Goal: Copy the records that follow exactly as written, but not their pictures.

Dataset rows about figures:

━━━━━━━━

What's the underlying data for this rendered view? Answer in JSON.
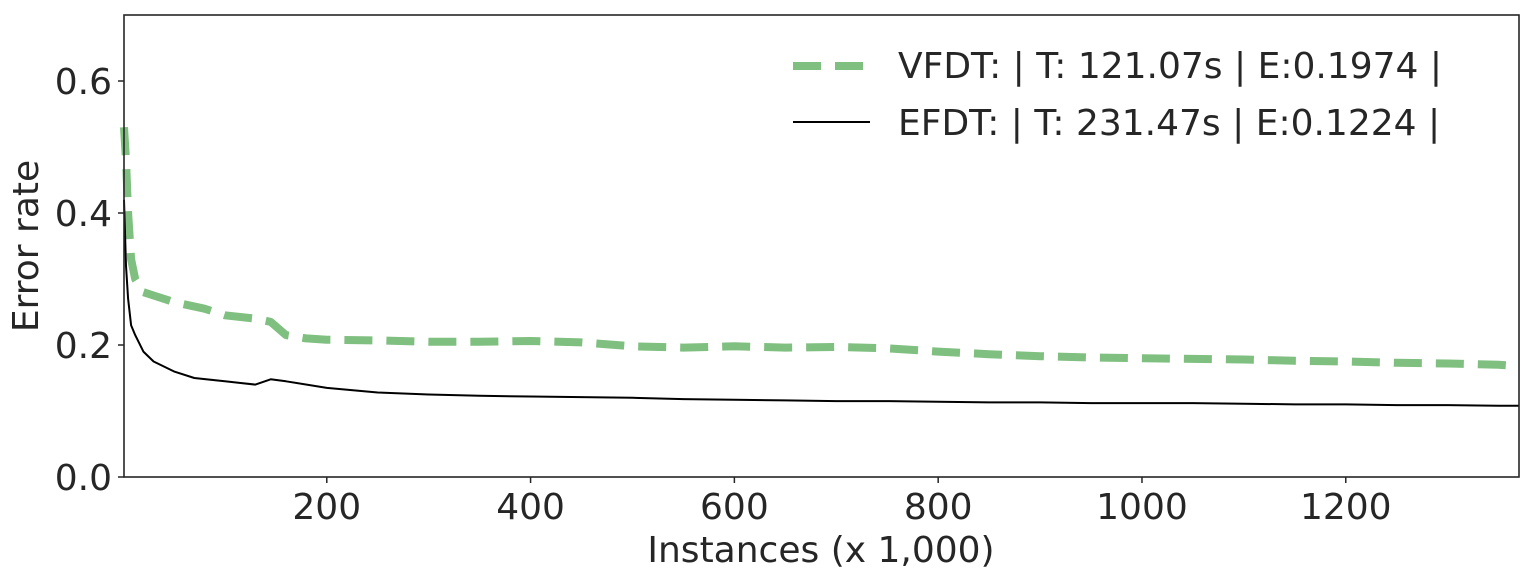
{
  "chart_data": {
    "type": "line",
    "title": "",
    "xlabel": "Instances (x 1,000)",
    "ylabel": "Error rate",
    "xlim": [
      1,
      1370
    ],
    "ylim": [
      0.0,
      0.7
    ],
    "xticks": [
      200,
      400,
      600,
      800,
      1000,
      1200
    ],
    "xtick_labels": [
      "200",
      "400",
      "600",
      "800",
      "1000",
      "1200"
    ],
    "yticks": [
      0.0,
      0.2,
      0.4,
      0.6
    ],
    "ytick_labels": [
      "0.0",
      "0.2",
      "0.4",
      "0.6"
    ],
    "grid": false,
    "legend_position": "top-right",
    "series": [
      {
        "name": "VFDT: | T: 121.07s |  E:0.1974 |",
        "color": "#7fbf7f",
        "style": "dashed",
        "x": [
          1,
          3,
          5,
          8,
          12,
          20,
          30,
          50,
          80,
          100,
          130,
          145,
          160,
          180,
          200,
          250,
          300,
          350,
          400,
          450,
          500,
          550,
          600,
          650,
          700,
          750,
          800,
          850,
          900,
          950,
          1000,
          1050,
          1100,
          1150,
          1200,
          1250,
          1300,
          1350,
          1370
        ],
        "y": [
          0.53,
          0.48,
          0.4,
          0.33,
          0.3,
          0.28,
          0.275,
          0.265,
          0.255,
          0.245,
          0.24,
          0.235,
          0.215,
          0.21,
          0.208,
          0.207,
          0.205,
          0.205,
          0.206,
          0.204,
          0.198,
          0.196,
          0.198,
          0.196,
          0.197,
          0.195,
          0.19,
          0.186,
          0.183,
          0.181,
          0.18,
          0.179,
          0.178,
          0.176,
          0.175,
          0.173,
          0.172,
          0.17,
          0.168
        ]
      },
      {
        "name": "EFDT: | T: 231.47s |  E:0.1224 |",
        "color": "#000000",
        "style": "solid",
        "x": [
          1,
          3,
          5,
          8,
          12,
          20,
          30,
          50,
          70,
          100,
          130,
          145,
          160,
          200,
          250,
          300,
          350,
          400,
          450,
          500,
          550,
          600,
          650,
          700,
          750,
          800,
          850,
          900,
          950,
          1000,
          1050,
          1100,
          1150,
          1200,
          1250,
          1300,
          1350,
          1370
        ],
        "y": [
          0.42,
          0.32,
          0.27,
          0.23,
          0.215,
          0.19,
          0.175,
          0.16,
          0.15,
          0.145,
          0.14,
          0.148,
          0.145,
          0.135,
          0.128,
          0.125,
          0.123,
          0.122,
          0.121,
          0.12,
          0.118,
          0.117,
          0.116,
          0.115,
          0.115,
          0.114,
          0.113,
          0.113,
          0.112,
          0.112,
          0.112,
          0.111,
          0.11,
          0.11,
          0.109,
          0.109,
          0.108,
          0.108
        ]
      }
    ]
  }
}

━━━━━━━━

Solution:
What's the underlying data for this rendered view? Answer in JSON.
{
  "chart_data": {
    "type": "line",
    "title": "",
    "xlabel": "Instances (x 1,000)",
    "ylabel": "Error rate",
    "xlim": [
      1,
      1370
    ],
    "ylim": [
      0.0,
      0.7
    ],
    "xticks": [
      200,
      400,
      600,
      800,
      1000,
      1200
    ],
    "xtick_labels": [
      "200",
      "400",
      "600",
      "800",
      "1000",
      "1200"
    ],
    "yticks": [
      0.0,
      0.2,
      0.4,
      0.6
    ],
    "ytick_labels": [
      "0.0",
      "0.2",
      "0.4",
      "0.6"
    ],
    "grid": false,
    "legend_position": "top-right",
    "series": [
      {
        "name": "VFDT: | T: 121.07s |  E:0.1974 |",
        "color": "#7fbf7f",
        "style": "dashed",
        "x": [
          1,
          3,
          5,
          8,
          12,
          20,
          30,
          50,
          80,
          100,
          130,
          145,
          160,
          180,
          200,
          250,
          300,
          350,
          400,
          450,
          500,
          550,
          600,
          650,
          700,
          750,
          800,
          850,
          900,
          950,
          1000,
          1050,
          1100,
          1150,
          1200,
          1250,
          1300,
          1350,
          1370
        ],
        "y": [
          0.53,
          0.48,
          0.4,
          0.33,
          0.3,
          0.28,
          0.275,
          0.265,
          0.255,
          0.245,
          0.24,
          0.235,
          0.215,
          0.21,
          0.208,
          0.207,
          0.205,
          0.205,
          0.206,
          0.204,
          0.198,
          0.196,
          0.198,
          0.196,
          0.197,
          0.195,
          0.19,
          0.186,
          0.183,
          0.181,
          0.18,
          0.179,
          0.178,
          0.176,
          0.175,
          0.173,
          0.172,
          0.17,
          0.168
        ]
      },
      {
        "name": "EFDT: | T: 231.47s |  E:0.1224 |",
        "color": "#000000",
        "style": "solid",
        "x": [
          1,
          3,
          5,
          8,
          12,
          20,
          30,
          50,
          70,
          100,
          130,
          145,
          160,
          200,
          250,
          300,
          350,
          400,
          450,
          500,
          550,
          600,
          650,
          700,
          750,
          800,
          850,
          900,
          950,
          1000,
          1050,
          1100,
          1150,
          1200,
          1250,
          1300,
          1350,
          1370
        ],
        "y": [
          0.42,
          0.32,
          0.27,
          0.23,
          0.215,
          0.19,
          0.175,
          0.16,
          0.15,
          0.145,
          0.14,
          0.148,
          0.145,
          0.135,
          0.128,
          0.125,
          0.123,
          0.122,
          0.121,
          0.12,
          0.118,
          0.117,
          0.116,
          0.115,
          0.115,
          0.114,
          0.113,
          0.113,
          0.112,
          0.112,
          0.112,
          0.111,
          0.11,
          0.11,
          0.109,
          0.109,
          0.108,
          0.108
        ]
      }
    ]
  }
}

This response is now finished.